=== Directions ===
Read the records and gather each line that includes "every".

=== Provided data ===
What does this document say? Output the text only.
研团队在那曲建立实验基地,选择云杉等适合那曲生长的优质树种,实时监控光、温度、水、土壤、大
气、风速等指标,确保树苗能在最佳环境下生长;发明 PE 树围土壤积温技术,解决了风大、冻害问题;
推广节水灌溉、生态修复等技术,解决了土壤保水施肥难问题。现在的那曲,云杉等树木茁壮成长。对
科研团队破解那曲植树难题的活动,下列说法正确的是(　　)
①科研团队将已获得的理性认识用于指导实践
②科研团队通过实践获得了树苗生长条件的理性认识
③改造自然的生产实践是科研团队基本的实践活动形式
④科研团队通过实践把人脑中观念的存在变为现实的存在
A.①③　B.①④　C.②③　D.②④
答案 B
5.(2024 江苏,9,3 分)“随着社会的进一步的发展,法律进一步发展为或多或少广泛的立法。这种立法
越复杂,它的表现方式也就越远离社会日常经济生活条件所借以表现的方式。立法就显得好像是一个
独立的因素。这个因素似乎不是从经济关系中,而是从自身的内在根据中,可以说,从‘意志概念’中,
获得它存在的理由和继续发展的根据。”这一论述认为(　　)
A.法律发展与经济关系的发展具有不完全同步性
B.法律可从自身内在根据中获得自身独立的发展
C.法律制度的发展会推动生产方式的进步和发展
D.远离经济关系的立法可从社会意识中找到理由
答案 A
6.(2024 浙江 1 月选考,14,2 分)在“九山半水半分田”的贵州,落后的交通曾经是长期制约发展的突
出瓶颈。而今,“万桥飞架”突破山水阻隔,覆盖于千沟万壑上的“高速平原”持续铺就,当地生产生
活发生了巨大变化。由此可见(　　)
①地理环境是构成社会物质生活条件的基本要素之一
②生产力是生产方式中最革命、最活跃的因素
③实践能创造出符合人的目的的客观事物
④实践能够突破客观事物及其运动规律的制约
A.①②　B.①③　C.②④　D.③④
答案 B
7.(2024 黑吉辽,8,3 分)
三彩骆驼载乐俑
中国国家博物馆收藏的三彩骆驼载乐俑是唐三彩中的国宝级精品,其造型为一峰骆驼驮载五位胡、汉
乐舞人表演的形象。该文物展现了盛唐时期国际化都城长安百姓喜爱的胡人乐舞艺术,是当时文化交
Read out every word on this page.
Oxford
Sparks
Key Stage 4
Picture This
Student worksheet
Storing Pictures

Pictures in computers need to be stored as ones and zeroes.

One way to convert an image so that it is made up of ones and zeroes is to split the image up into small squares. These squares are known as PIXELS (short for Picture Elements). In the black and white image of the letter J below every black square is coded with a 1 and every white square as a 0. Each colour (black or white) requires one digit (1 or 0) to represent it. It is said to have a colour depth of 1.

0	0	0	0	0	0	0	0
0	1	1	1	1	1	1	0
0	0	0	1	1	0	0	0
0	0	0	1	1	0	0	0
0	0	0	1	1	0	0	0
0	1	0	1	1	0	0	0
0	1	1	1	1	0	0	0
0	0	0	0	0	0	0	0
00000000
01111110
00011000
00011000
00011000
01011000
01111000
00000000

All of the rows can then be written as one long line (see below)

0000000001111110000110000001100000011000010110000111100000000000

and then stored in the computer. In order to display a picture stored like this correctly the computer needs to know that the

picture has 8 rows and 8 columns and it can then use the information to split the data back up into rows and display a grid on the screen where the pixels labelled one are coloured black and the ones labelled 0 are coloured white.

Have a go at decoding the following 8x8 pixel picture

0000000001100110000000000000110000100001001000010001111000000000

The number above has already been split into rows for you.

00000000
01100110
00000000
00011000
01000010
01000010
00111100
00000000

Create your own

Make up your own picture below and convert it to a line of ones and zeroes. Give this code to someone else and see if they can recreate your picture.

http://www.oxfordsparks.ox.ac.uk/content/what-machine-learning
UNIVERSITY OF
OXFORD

=== Correct answer ===
Read out every word on this page.
One way to convert an image so that it is made up of ones and zeroes is to split the image up into small squares. These squares are known as PIXELS (short for Picture Elements). In the black and white image of the letter J below every black square is coded with a 1 and every white square as a 0. Each colour (black or white) requires one digit (1 or 0) to represent it. It is said to have a colour depth of 1.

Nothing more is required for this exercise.